* _Stated problem_:
Locate the line that contains "Read all visible content and emit it as JSON.". Print it and each following line through the end of the listing, verbatim, and nothing more.

....

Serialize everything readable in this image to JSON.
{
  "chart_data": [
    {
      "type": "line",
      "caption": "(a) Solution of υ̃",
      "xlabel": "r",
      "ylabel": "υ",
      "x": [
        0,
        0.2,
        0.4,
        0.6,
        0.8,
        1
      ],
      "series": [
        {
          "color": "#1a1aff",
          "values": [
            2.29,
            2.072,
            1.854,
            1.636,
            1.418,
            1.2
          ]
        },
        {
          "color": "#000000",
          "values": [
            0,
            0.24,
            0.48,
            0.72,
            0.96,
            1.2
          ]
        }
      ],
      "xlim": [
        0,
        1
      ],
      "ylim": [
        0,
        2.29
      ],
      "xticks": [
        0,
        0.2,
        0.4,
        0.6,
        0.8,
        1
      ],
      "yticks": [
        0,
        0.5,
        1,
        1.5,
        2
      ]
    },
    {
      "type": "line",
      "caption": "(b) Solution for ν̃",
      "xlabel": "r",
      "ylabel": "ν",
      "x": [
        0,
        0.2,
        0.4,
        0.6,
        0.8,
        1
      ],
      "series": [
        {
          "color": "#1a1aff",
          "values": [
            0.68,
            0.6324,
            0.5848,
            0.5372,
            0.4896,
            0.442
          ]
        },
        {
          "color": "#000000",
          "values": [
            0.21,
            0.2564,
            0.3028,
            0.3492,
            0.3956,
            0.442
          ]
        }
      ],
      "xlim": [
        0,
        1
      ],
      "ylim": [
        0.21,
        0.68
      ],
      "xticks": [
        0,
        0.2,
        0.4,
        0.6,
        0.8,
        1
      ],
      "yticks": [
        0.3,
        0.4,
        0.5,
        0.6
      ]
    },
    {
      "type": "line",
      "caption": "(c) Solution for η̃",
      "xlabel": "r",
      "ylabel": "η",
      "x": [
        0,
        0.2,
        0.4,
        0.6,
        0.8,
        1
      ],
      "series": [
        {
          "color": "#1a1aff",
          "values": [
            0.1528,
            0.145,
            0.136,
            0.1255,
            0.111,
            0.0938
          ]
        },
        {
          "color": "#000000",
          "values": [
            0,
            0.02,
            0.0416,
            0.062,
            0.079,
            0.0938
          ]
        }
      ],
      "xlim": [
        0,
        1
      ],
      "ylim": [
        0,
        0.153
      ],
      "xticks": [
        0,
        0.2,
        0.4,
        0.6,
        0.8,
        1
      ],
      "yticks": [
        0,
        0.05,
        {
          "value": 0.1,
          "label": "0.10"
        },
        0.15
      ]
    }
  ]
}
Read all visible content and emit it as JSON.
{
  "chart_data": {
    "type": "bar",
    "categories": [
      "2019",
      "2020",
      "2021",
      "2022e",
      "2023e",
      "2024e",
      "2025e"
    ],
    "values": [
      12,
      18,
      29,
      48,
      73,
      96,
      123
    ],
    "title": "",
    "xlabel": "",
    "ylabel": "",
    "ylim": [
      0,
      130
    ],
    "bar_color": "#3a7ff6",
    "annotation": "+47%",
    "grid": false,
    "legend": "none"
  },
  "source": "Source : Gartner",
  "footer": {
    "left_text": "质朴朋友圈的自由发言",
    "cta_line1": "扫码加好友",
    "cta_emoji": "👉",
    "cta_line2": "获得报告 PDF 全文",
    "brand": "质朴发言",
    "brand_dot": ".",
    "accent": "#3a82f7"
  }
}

....

* _Solution for this exercise_:
Read all visible content and emit it as JSON.
{
  "chart_data": {
    "type": "bar",
    "categories": [
      "2019",
      "2020",
      "2021",
      "2022e",
      "2023e",
      "2024e",
      "2025e"
    ],
    "values": [
      12,
      18,
      29,
      48,
      73,
      96,
      123
    ],
    "title": "",
    "xlabel": "",
    "ylabel": "",
    "ylim": [
      0,
      130
    ],
    "bar_color": "#3a7ff6",
    "annotation": "+47%",
    "grid": false,
    "legend": "none"
  },
  "source": "Source : Gartner",
  "footer": {
    "left_text": "质朴朋友圈的自由发言",
    "cta_line1": "扫码加好友",
    "cta_emoji": "👉",
    "cta_line2": "获得报告 PDF 全文",
    "brand": "质朴发言",
    "brand_dot": ".",
    "accent": "#3a82f7"
  }
}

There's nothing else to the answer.